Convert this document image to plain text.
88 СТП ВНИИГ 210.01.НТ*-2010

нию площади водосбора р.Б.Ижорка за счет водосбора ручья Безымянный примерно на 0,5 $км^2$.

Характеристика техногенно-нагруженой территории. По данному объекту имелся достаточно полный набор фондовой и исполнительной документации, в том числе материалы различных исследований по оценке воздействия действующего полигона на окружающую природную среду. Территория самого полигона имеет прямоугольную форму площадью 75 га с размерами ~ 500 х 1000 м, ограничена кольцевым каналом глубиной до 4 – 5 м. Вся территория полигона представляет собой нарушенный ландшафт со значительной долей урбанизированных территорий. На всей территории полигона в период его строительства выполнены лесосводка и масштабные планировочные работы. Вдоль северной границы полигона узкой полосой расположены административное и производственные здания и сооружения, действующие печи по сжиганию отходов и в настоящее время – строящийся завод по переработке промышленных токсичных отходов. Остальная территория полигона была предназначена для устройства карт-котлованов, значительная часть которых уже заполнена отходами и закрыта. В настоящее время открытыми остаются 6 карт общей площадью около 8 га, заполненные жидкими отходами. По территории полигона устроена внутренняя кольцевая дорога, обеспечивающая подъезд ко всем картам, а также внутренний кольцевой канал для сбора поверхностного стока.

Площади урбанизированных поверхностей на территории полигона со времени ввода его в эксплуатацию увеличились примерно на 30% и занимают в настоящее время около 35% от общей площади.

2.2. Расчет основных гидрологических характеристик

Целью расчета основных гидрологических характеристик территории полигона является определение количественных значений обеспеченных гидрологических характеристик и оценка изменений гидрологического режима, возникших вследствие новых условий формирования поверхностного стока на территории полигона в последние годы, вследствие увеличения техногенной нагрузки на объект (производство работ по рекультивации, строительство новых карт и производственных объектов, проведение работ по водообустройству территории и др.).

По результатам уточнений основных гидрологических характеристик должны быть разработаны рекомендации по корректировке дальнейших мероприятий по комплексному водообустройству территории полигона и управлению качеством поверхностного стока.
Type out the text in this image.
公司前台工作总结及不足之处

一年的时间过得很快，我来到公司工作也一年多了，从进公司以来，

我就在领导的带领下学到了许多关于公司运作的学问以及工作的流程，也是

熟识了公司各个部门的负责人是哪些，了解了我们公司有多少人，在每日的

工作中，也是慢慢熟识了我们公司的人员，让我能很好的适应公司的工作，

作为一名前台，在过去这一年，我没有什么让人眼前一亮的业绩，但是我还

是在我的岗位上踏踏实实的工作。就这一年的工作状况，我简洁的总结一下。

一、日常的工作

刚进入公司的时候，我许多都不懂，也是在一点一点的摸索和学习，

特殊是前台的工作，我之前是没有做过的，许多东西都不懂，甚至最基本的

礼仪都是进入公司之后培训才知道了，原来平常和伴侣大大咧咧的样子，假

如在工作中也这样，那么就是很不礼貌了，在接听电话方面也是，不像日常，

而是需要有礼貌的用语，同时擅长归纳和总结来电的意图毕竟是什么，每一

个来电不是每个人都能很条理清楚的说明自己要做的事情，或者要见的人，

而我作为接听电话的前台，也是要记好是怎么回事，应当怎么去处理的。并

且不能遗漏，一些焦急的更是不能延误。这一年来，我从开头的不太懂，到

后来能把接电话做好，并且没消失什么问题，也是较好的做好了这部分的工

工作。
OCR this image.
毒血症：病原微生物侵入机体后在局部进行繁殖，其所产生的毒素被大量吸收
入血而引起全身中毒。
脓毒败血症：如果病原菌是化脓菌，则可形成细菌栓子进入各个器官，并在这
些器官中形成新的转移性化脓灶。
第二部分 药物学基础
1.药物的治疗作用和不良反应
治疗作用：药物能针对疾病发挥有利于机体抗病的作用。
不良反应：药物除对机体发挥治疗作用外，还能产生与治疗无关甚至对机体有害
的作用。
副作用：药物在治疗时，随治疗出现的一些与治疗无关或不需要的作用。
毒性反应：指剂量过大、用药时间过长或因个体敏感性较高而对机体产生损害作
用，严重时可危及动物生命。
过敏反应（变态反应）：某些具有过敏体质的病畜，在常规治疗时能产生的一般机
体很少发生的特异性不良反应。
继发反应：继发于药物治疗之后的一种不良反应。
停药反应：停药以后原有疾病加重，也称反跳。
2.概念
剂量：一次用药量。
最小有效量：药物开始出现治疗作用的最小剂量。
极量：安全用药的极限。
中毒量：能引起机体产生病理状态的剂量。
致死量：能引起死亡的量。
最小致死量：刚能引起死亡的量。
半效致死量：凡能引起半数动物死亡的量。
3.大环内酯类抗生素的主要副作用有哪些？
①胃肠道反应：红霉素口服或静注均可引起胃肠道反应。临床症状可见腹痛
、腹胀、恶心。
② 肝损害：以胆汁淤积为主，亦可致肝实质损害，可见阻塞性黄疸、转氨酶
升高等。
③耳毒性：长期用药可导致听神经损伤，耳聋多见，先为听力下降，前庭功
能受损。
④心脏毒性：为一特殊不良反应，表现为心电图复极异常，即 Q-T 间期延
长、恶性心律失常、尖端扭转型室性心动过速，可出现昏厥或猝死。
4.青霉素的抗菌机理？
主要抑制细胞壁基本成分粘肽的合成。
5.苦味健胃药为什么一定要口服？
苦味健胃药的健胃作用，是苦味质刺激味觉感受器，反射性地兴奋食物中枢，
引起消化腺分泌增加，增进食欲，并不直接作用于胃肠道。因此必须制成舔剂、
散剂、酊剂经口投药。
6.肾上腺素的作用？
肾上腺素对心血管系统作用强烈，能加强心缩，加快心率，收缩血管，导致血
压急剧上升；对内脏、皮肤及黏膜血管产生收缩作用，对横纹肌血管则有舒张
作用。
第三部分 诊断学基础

- What is asked: Every line of the data above should be copied exactly.

- Output of the task:
Convert this document image to plain text.
88 СТП ВНИИГ 210.01.НТ*-2010

нию площади водосбора р.Б.Ижорка за счет водосбора ручья Безымянный примерно на 0,5 $км^2$.

Характеристика техногенно-нагруженой территории. По данному объекту имелся достаточно полный набор фондовой и исполнительной документации, в том числе материалы различных исследований по оценке воздействия действующего полигона на окружающую природную среду. Территория самого полигона имеет прямоугольную форму площадью 75 га с размерами ~ 500 х 1000 м, ограничена кольцевым каналом глубиной до 4 – 5 м. Вся территория полигона представляет собой нарушенный ландшафт со значительной долей урбанизированных территорий. На всей территории полигона в период его строительства выполнены лесосводка и масштабные планировочные работы. Вдоль северной границы полигона узкой полосой расположены административное и производственные здания и сооружения, действующие печи по сжиганию отходов и в настоящее время – строящийся завод по переработке промышленных токсичных отходов. Остальная территория полигона была предназначена для устройства карт-котлованов, значительная часть которых уже заполнена отходами и закрыта. В настоящее время открытыми остаются 6 карт общей площадью около 8 га, заполненные жидкими отходами. По территории полигона устроена внутренняя кольцевая дорога, обеспечивающая подъезд ко всем картам, а также внутренний кольцевой канал для сбора поверхностного стока.

Площади урбанизированных поверхностей на территории полигона со времени ввода его в эксплуатацию увеличились примерно на 30% и занимают в настоящее время около 35% от общей площади.

2.2. Расчет основных гидрологических характеристик

Целью расчета основных гидрологических характеристик территории полигона является определение количественных значений обеспеченных гидрологических характеристик и оценка изменений гидрологического режима, возникших вследствие новых условий формирования поверхностного стока на территории полигона в последние годы, вследствие увеличения техногенной нагрузки на объект (производство работ по рекультивации, строительство новых карт и производственных объектов, проведение работ по водообустройству территории и др.).

По результатам уточнений основных гидрологических характеристик должны быть разработаны рекомендации по корректировке дальнейших мероприятий по комплексному водообустройству территории полигона и управлению качеством поверхностного стока.
Type out the text in this image.
公司前台工作总结及不足之处

一年的时间过得很快，我来到公司工作也一年多了，从进公司以来，

我就在领导的带领下学到了许多关于公司运作的学问以及工作的流程，也是

熟识了公司各个部门的负责人是哪些，了解了我们公司有多少人，在每日的

工作中，也是慢慢熟识了我们公司的人员，让我能很好的适应公司的工作，

作为一名前台，在过去这一年，我没有什么让人眼前一亮的业绩，但是我还

是在我的岗位上踏踏实实的工作。就这一年的工作状况，我简洁的总结一下。

一、日常的工作

刚进入公司的时候，我许多都不懂，也是在一点一点的摸索和学习，

特殊是前台的工作，我之前是没有做过的，许多东西都不懂，甚至最基本的

礼仪都是进入公司之后培训才知道了，原来平常和伴侣大大咧咧的样子，假

如在工作中也这样，那么就是很不礼貌了，在接听电话方面也是，不像日常，

而是需要有礼貌的用语，同时擅长归纳和总结来电的意图毕竟是什么，每一

个来电不是每个人都能很条理清楚的说明自己要做的事情，或者要见的人，

而我作为接听电话的前台，也是要记好是怎么回事，应当怎么去处理的。并

且不能遗漏，一些焦急的更是不能延误。这一年来，我从开头的不太懂，到

后来能把接电话做好，并且没消失什么问题，也是较好的做好了这部分的工

工作。
OCR this image.
毒血症：病原微生物侵入机体后在局部进行繁殖，其所产生的毒素被大量吸收
入血而引起全身中毒。
脓毒败血症：如果病原菌是化脓菌，则可形成细菌栓子进入各个器官，并在这
些器官中形成新的转移性化脓灶。
第二部分 药物学基础
1.药物的治疗作用和不良反应
治疗作用：药物能针对疾病发挥有利于机体抗病的作用。
不良反应：药物除对机体发挥治疗作用外，还能产生与治疗无关甚至对机体有害
的作用。
副作用：药物在治疗时，随治疗出现的一些与治疗无关或不需要的作用。
毒性反应：指剂量过大、用药时间过长或因个体敏感性较高而对机体产生损害作
用，严重时可危及动物生命。
过敏反应（变态反应）：某些具有过敏体质的病畜，在常规治疗时能产生的一般机
体很少发生的特异性不良反应。
继发反应：继发于药物治疗之后的一种不良反应。
停药反应：停药以后原有疾病加重，也称反跳。
2.概念
剂量：一次用药量。
最小有效量：药物开始出现治疗作用的最小剂量。
极量：安全用药的极限。
中毒量：能引起机体产生病理状态的剂量。
致死量：能引起死亡的量。
最小致死量：刚能引起死亡的量。
半效致死量：凡能引起半数动物死亡的量。
3.大环内酯类抗生素的主要副作用有哪些？
①胃肠道反应：红霉素口服或静注均可引起胃肠道反应。临床症状可见腹痛
、腹胀、恶心。
② 肝损害：以胆汁淤积为主，亦可致肝实质损害，可见阻塞性黄疸、转氨酶
升高等。
③耳毒性：长期用药可导致听神经损伤，耳聋多见，先为听力下降，前庭功
能受损。
④心脏毒性：为一特殊不良反应，表现为心电图复极异常，即 Q-T 间期延
长、恶性心律失常、尖端扭转型室性心动过速，可出现昏厥或猝死。
4.青霉素的抗菌机理？
主要抑制细胞壁基本成分粘肽的合成。
5.苦味健胃药为什么一定要口服？
苦味健胃药的健胃作用，是苦味质刺激味觉感受器，反射性地兴奋食物中枢，
引起消化腺分泌增加，增进食欲，并不直接作用于胃肠道。因此必须制成舔剂、
散剂、酊剂经口投药。
6.肾上腺素的作用？
肾上腺素对心血管系统作用强烈，能加强心缩，加快心率，收缩血管，导致血
压急剧上升；对内脏、皮肤及黏膜血管产生收缩作用，对横纹肌血管则有舒张
作用。
第三部分 诊断学基础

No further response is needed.